*WHAT IS NEEDED*:
Return each line of the data below exactly, omitting any pictures.

*RECORDED DATA*:
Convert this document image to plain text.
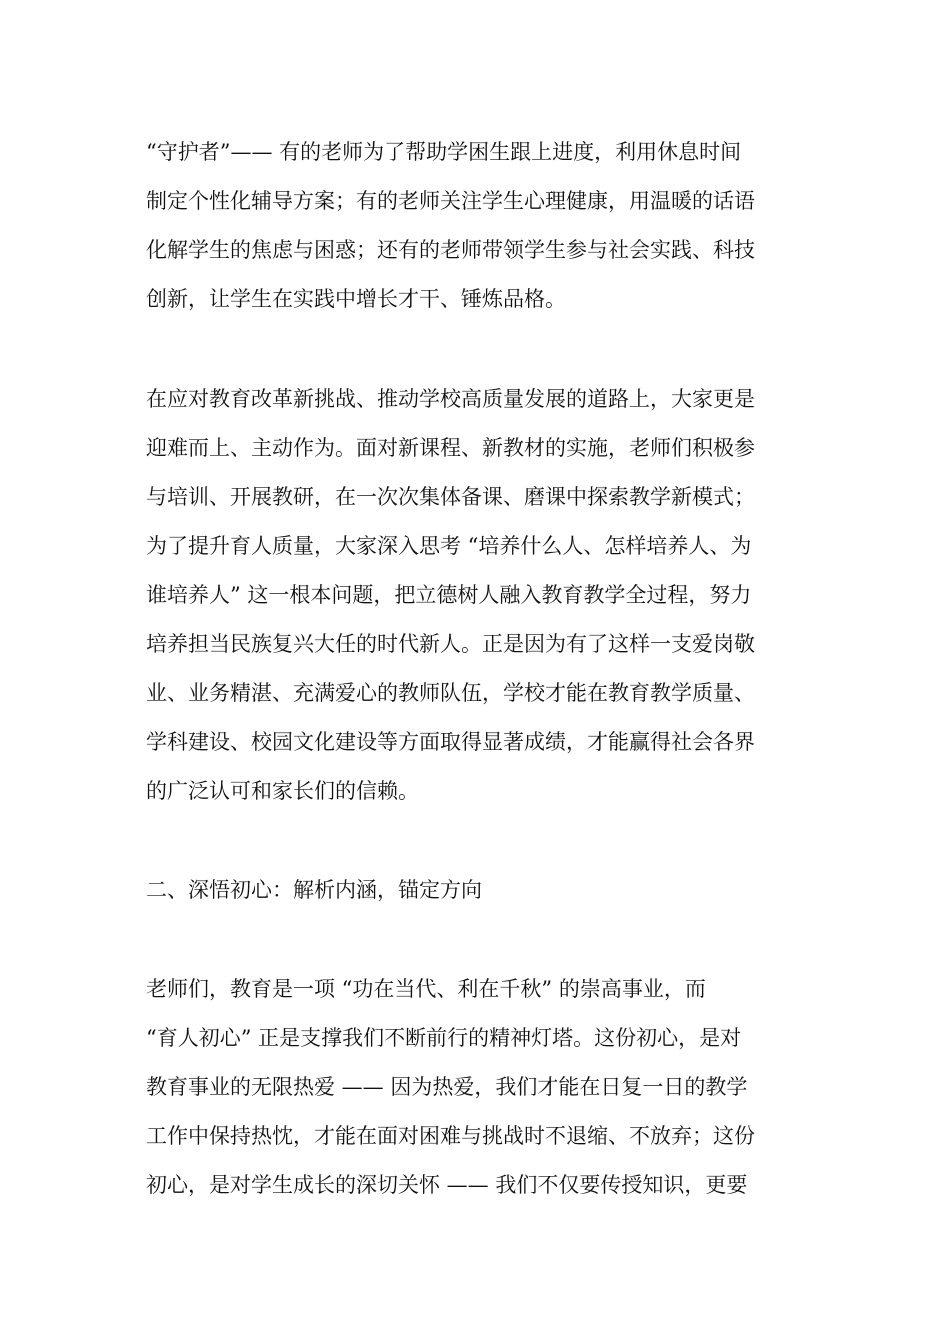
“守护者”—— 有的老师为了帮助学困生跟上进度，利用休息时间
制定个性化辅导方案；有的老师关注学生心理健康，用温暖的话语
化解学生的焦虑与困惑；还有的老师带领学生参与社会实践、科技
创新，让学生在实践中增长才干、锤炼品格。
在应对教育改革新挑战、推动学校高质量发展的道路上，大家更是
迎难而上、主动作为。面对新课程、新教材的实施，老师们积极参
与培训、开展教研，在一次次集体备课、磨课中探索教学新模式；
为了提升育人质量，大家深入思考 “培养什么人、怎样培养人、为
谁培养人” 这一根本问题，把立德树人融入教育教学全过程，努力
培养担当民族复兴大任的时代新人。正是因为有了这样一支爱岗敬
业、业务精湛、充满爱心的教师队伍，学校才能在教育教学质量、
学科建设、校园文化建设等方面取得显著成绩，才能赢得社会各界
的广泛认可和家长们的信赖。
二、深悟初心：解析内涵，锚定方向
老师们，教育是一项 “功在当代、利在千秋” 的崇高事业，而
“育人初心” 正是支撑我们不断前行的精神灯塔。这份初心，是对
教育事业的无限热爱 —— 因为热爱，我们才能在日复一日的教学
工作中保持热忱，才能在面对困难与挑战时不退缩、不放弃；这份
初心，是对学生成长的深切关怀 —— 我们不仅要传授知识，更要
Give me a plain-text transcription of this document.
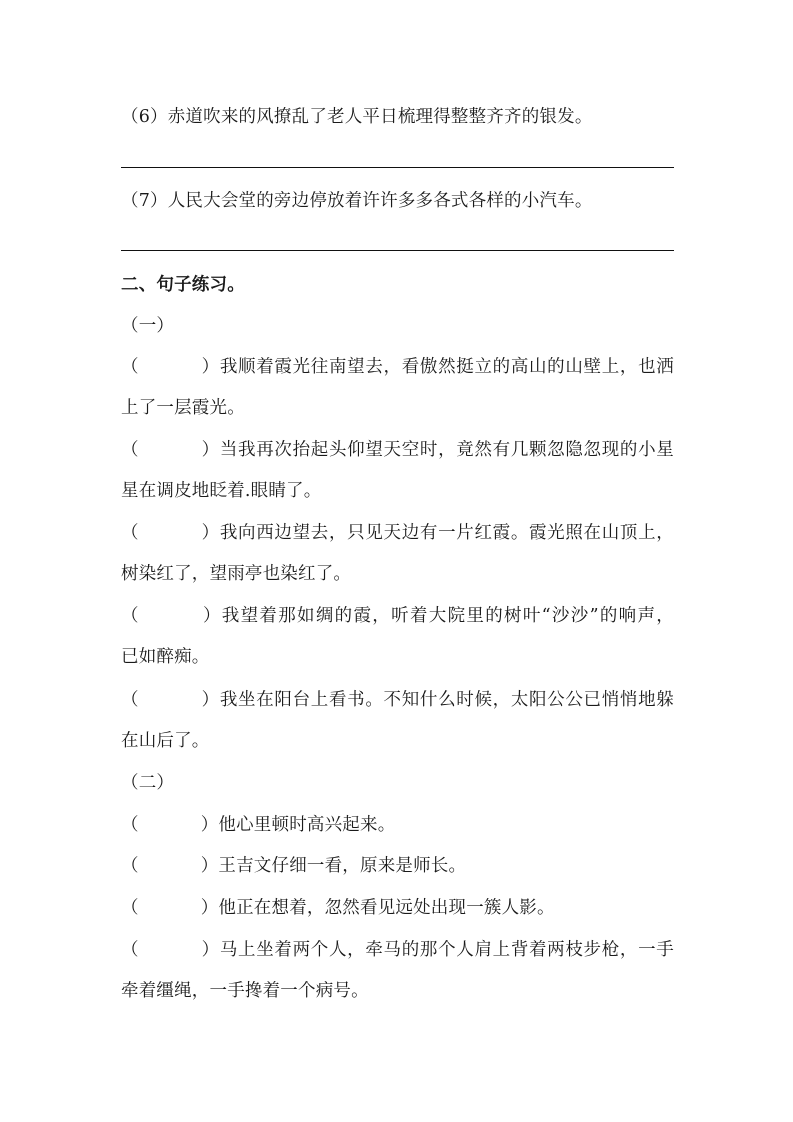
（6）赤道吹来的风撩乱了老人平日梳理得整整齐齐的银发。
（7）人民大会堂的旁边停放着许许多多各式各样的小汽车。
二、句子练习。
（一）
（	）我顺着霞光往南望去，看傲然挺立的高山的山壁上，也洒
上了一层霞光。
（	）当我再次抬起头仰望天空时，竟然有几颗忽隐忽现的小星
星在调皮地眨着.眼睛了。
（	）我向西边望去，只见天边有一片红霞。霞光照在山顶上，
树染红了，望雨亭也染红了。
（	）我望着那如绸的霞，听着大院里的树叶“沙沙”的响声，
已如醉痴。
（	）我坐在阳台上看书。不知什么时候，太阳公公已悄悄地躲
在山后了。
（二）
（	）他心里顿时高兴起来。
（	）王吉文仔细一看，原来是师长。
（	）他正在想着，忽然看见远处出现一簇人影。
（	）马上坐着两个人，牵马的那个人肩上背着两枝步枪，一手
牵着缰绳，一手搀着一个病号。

*TASK ANSWER*:
Convert this document image to plain text.
“守护者”—— 有的老师为了帮助学困生跟上进度，利用休息时间
制定个性化辅导方案；有的老师关注学生心理健康，用温暖的话语
化解学生的焦虑与困惑；还有的老师带领学生参与社会实践、科技
创新，让学生在实践中增长才干、锤炼品格。
在应对教育改革新挑战、推动学校高质量发展的道路上，大家更是
迎难而上、主动作为。面对新课程、新教材的实施，老师们积极参
与培训、开展教研，在一次次集体备课、磨课中探索教学新模式；
为了提升育人质量，大家深入思考 “培养什么人、怎样培养人、为
谁培养人” 这一根本问题，把立德树人融入教育教学全过程，努力
培养担当民族复兴大任的时代新人。正是因为有了这样一支爱岗敬
业、业务精湛、充满爱心的教师队伍，学校才能在教育教学质量、
学科建设、校园文化建设等方面取得显著成绩，才能赢得社会各界
的广泛认可和家长们的信赖。
二、深悟初心：解析内涵，锚定方向
老师们，教育是一项 “功在当代、利在千秋” 的崇高事业，而
“育人初心” 正是支撑我们不断前行的精神灯塔。这份初心，是对
教育事业的无限热爱 —— 因为热爱，我们才能在日复一日的教学
工作中保持热忱，才能在面对困难与挑战时不退缩、不放弃；这份
初心，是对学生成长的深切关怀 —— 我们不仅要传授知识，更要
Give me a plain-text transcription of this document.
（6）赤道吹来的风撩乱了老人平日梳理得整整齐齐的银发。
（7）人民大会堂的旁边停放着许许多多各式各样的小汽车。
二、句子练习。
（一）
（	）我顺着霞光往南望去，看傲然挺立的高山的山壁上，也洒
上了一层霞光。
（	）当我再次抬起头仰望天空时，竟然有几颗忽隐忽现的小星
星在调皮地眨着.眼睛了。
（	）我向西边望去，只见天边有一片红霞。霞光照在山顶上，
树染红了，望雨亭也染红了。
（	）我望着那如绸的霞，听着大院里的树叶“沙沙”的响声，
已如醉痴。
（	）我坐在阳台上看书。不知什么时候，太阳公公已悄悄地躲
在山后了。
（二）
（	）他心里顿时高兴起来。
（	）王吉文仔细一看，原来是师长。
（	）他正在想着，忽然看见远处出现一簇人影。
（	）马上坐着两个人，牵马的那个人肩上背着两枝步枪，一手
牵着缰绳，一手搀着一个病号。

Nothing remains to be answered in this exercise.